Items from a dataset
####################

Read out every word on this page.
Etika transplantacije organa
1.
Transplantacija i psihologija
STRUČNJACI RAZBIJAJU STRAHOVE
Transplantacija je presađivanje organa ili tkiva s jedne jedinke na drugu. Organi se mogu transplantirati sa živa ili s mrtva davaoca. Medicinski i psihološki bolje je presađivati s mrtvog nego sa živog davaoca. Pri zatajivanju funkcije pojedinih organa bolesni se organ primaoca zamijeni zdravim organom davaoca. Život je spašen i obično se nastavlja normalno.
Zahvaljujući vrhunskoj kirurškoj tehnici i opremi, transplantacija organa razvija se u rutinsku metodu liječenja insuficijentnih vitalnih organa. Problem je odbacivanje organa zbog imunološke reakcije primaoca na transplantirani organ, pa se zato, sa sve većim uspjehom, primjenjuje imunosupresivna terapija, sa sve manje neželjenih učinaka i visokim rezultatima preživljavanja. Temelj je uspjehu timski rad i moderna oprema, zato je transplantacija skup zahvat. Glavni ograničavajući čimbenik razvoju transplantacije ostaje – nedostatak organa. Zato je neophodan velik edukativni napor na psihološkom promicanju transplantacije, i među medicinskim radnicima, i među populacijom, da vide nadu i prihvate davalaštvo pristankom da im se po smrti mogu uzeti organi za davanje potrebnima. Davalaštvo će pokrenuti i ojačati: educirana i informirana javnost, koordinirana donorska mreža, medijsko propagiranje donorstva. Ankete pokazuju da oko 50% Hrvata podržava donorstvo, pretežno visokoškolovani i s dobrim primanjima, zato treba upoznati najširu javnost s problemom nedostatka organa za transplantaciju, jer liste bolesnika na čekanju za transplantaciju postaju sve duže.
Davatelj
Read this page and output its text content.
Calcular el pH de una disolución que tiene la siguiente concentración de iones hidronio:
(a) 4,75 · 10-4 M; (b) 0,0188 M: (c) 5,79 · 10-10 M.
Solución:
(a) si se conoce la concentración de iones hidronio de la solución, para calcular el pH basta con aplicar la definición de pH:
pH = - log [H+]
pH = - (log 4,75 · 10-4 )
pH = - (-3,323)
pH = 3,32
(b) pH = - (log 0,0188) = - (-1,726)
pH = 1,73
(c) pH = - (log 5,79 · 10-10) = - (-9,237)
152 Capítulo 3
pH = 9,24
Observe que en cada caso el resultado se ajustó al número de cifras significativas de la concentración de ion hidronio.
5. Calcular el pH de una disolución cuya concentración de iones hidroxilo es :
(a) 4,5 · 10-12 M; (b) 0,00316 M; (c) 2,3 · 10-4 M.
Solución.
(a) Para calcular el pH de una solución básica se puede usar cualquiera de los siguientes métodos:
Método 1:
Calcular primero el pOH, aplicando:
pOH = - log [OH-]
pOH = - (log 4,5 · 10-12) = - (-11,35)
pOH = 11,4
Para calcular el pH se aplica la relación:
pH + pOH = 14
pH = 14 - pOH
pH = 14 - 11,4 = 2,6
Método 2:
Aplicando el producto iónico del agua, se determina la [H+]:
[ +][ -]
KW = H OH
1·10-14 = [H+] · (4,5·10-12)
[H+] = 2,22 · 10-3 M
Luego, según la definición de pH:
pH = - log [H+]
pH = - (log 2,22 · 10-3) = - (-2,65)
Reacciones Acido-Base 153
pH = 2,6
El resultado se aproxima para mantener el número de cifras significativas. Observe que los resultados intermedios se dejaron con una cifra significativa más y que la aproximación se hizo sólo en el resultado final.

####################

Begin with the line that contains "Read this page and output its text content." and set down each line exactly until the records above end, including the final line.

Read this page and output its text content.
Calcular el pH de una disolución que tiene la siguiente concentración de iones hidronio:
(a) 4,75 · 10-4 M; (b) 0,0188 M: (c) 5,79 · 10-10 M.
Solución:
(a) si se conoce la concentración de iones hidronio de la solución, para calcular el pH basta con aplicar la definición de pH:
pH = - log [H+]
pH = - (log 4,75 · 10-4 )
pH = - (-3,323)
pH = 3,32
(b) pH = - (log 0,0188) = - (-1,726)
pH = 1,73
(c) pH = - (log 5,79 · 10-10) = - (-9,237)
152 Capítulo 3
pH = 9,24
Observe que en cada caso el resultado se ajustó al número de cifras significativas de la concentración de ion hidronio.
5. Calcular el pH de una disolución cuya concentración de iones hidroxilo es :
(a) 4,5 · 10-12 M; (b) 0,00316 M; (c) 2,3 · 10-4 M.
Solución.
(a) Para calcular el pH de una solución básica se puede usar cualquiera de los siguientes métodos:
Método 1:
Calcular primero el pOH, aplicando:
pOH = - log [OH-]
pOH = - (log 4,5 · 10-12) = - (-11,35)
pOH = 11,4
Para calcular el pH se aplica la relación:
pH + pOH = 14
pH = 14 - pOH
pH = 14 - 11,4 = 2,6
Método 2:
Aplicando el producto iónico del agua, se determina la [H+]:
[ +][ -]
KW = H OH
1·10-14 = [H+] · (4,5·10-12)
[H+] = 2,22 · 10-3 M
Luego, según la definición de pH:
pH = - log [H+]
pH = - (log 2,22 · 10-3) = - (-2,65)
Reacciones Acido-Base 153
pH = 2,6
El resultado se aproxima para mantener el número de cifras significativas. Observe que los resultados intermedios se dejaron con una cifra significativa más y que la aproximación se hizo sólo en el resultado final.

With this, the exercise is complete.